Goal
Single out the lines that include the word "funzione". Copy them.

Collected data
--------
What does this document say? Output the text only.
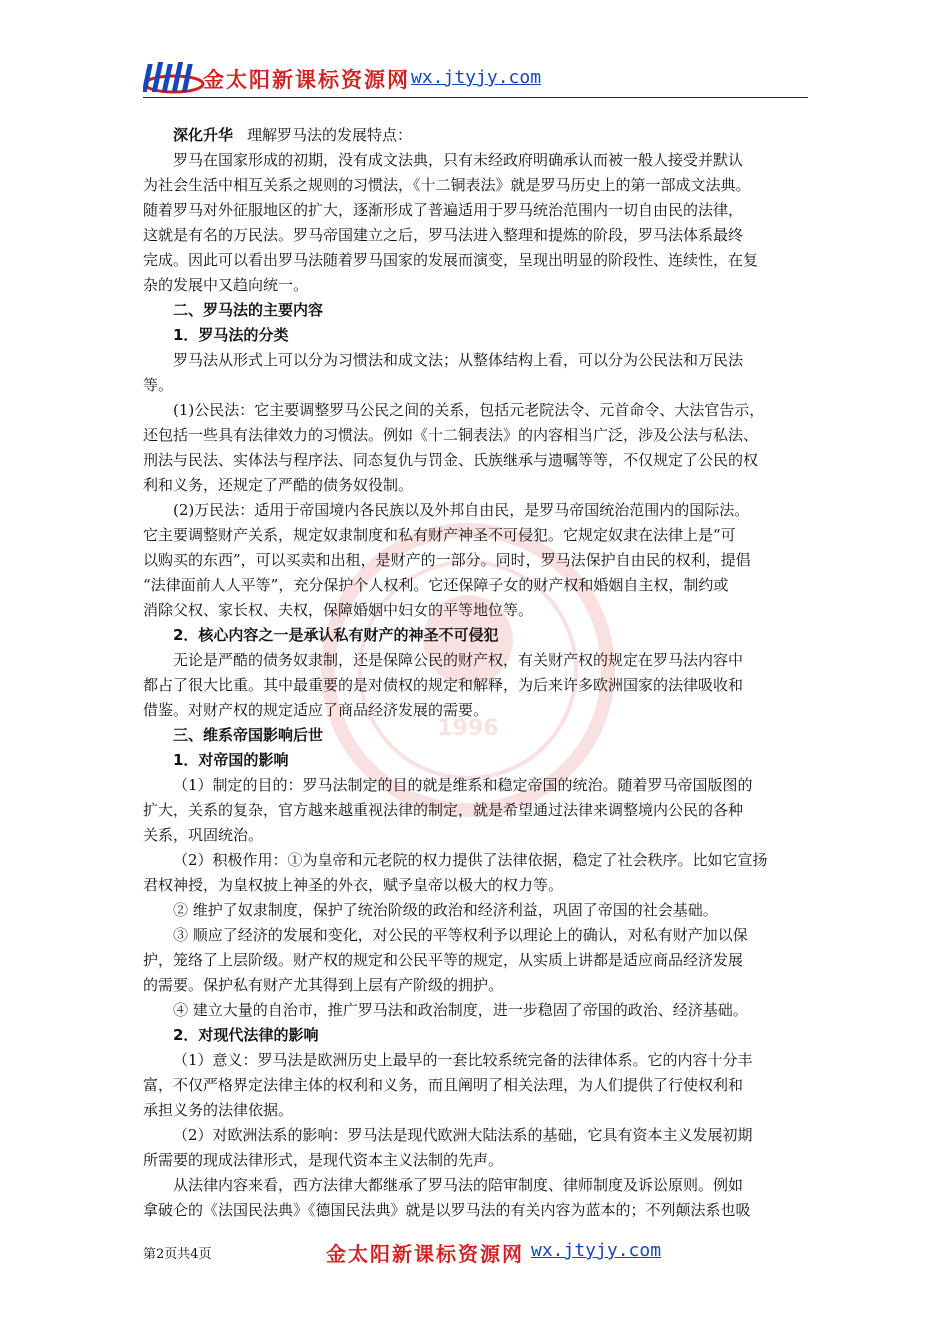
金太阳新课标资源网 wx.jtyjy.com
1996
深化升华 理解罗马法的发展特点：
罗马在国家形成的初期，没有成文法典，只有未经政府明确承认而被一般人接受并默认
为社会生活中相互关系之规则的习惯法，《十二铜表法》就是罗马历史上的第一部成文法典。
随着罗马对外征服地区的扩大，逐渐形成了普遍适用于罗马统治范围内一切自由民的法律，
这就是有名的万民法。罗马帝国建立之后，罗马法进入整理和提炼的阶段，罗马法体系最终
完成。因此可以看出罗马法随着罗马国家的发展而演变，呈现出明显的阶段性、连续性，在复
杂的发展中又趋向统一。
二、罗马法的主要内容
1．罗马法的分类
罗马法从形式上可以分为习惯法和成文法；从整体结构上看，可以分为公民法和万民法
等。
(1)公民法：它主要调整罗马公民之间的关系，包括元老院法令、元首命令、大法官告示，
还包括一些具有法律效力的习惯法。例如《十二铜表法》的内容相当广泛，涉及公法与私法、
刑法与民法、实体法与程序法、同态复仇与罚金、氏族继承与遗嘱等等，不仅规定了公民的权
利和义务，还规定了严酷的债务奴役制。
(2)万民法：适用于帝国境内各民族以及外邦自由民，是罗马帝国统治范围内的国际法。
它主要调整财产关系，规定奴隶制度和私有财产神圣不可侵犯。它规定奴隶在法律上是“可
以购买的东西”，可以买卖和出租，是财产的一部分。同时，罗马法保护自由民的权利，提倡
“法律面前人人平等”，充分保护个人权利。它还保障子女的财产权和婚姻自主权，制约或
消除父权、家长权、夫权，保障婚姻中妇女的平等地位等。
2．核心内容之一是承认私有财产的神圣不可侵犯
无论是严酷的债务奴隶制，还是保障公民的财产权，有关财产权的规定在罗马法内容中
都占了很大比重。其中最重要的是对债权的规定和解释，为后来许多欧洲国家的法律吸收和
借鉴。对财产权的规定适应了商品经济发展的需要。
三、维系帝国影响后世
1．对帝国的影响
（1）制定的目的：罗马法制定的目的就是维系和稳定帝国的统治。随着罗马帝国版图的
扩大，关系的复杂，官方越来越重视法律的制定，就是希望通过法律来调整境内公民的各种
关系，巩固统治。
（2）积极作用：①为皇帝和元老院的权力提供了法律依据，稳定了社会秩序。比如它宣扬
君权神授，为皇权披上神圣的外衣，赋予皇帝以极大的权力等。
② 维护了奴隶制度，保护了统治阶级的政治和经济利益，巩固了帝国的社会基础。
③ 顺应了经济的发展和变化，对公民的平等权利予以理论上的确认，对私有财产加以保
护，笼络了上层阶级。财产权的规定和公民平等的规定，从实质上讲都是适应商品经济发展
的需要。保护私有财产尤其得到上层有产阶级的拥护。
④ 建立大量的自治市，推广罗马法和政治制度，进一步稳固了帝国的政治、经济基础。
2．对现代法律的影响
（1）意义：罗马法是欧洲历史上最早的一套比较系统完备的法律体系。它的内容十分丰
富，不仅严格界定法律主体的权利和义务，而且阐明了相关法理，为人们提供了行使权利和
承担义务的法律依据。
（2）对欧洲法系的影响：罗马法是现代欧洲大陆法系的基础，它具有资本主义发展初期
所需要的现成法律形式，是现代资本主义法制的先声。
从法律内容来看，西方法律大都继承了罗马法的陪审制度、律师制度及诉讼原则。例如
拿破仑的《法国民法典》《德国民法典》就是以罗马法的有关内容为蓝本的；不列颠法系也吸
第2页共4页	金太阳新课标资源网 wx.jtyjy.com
--------
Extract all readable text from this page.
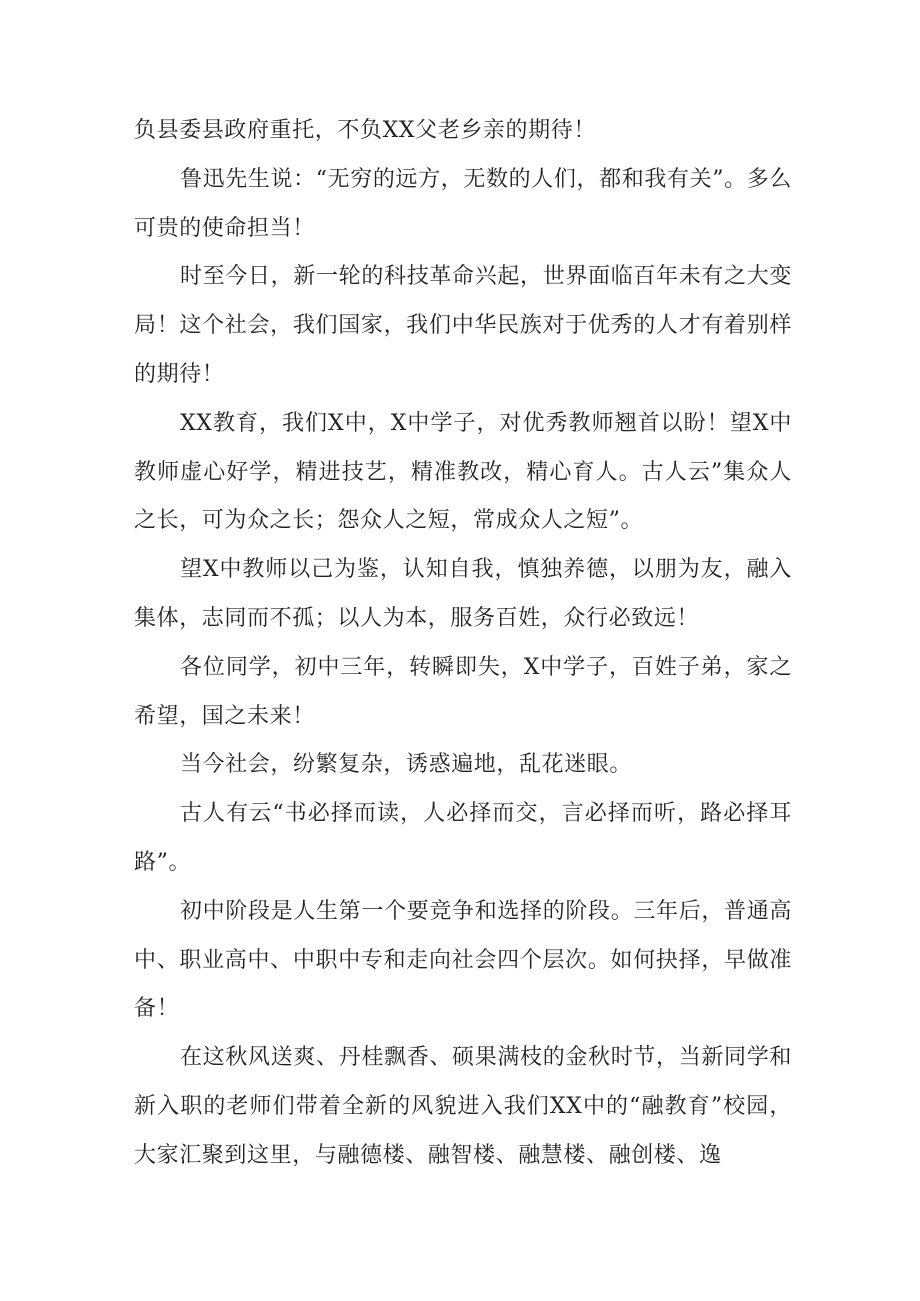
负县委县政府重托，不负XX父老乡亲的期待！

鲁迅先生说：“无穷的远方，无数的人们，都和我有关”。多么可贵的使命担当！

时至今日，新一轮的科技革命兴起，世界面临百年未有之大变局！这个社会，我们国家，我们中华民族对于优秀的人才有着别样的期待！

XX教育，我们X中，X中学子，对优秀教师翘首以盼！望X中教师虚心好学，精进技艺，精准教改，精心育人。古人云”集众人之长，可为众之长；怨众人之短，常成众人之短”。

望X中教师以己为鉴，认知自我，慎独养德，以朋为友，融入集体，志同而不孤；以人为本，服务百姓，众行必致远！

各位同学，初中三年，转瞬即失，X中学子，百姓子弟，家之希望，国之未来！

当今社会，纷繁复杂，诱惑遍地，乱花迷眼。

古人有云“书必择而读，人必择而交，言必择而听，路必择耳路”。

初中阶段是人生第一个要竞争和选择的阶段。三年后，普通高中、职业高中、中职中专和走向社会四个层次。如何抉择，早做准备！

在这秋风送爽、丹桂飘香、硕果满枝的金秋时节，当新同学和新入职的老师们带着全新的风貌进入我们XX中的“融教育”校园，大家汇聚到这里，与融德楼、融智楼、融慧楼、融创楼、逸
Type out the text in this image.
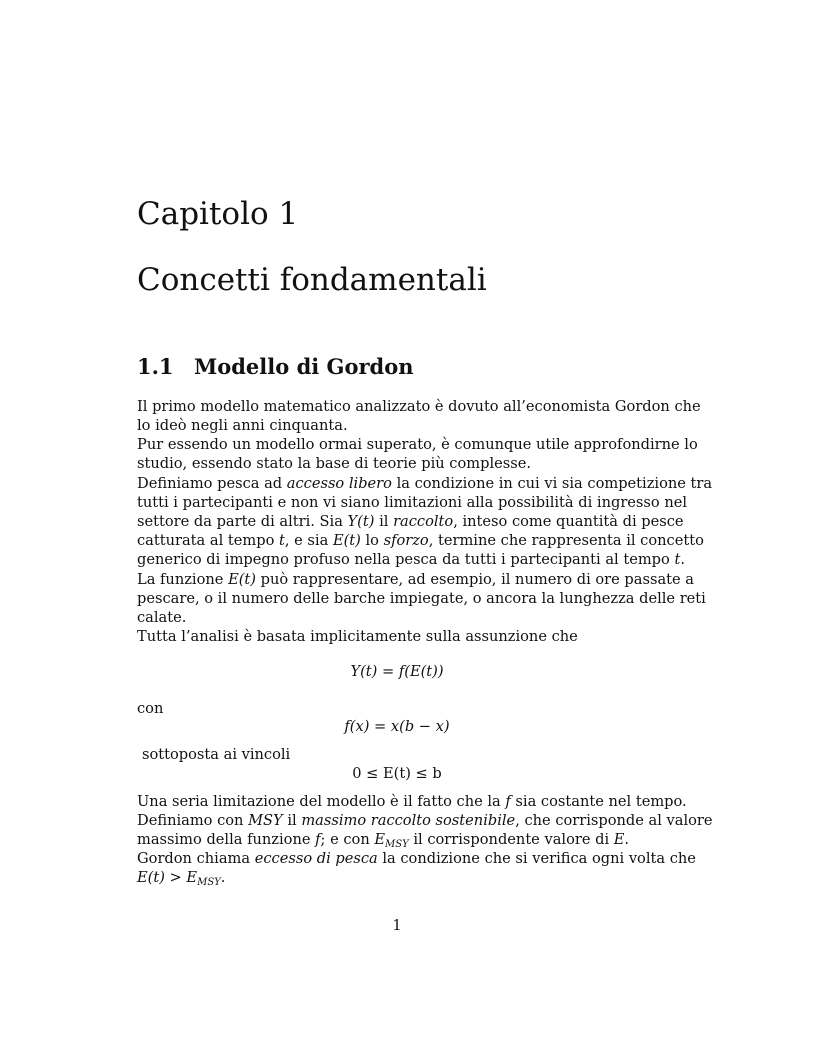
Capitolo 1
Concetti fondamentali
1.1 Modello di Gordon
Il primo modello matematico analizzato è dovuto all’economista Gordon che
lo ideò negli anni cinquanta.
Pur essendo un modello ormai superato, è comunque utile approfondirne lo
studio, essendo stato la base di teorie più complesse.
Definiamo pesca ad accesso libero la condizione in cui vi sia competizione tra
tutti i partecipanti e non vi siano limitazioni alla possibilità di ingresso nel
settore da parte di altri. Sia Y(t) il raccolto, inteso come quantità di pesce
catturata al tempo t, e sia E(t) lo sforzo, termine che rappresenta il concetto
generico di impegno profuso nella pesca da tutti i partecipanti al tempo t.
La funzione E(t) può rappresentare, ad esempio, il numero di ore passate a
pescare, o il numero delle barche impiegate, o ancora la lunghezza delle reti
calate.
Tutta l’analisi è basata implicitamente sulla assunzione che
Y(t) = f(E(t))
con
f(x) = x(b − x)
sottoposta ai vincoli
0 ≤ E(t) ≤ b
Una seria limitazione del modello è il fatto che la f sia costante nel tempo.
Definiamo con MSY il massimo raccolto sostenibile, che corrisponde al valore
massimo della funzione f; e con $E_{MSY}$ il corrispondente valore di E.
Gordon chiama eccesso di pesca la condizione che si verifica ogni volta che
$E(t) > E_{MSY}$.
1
--------
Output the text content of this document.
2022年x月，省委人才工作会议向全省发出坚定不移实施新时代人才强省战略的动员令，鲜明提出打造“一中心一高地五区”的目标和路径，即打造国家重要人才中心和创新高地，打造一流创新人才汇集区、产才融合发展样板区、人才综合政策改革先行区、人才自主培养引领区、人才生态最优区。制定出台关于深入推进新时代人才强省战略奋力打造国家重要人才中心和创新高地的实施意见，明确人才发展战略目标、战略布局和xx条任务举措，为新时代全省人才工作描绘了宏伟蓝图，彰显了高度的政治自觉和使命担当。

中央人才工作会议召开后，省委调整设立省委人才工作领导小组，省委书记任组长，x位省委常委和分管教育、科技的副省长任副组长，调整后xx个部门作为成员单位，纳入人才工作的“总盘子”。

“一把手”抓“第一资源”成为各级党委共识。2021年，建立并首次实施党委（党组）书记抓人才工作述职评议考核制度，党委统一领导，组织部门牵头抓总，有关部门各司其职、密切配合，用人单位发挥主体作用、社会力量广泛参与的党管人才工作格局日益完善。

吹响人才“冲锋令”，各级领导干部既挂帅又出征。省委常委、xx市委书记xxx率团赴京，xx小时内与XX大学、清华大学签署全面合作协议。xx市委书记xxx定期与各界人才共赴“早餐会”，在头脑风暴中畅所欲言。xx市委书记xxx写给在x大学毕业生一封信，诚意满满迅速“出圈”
--------
Exercise answer
La funzione E(t) può rappresentare, ad esempio, il numero di ore passate a
massimo della funzione f; e con $E_{MSY}$ il corrispondente valore di E.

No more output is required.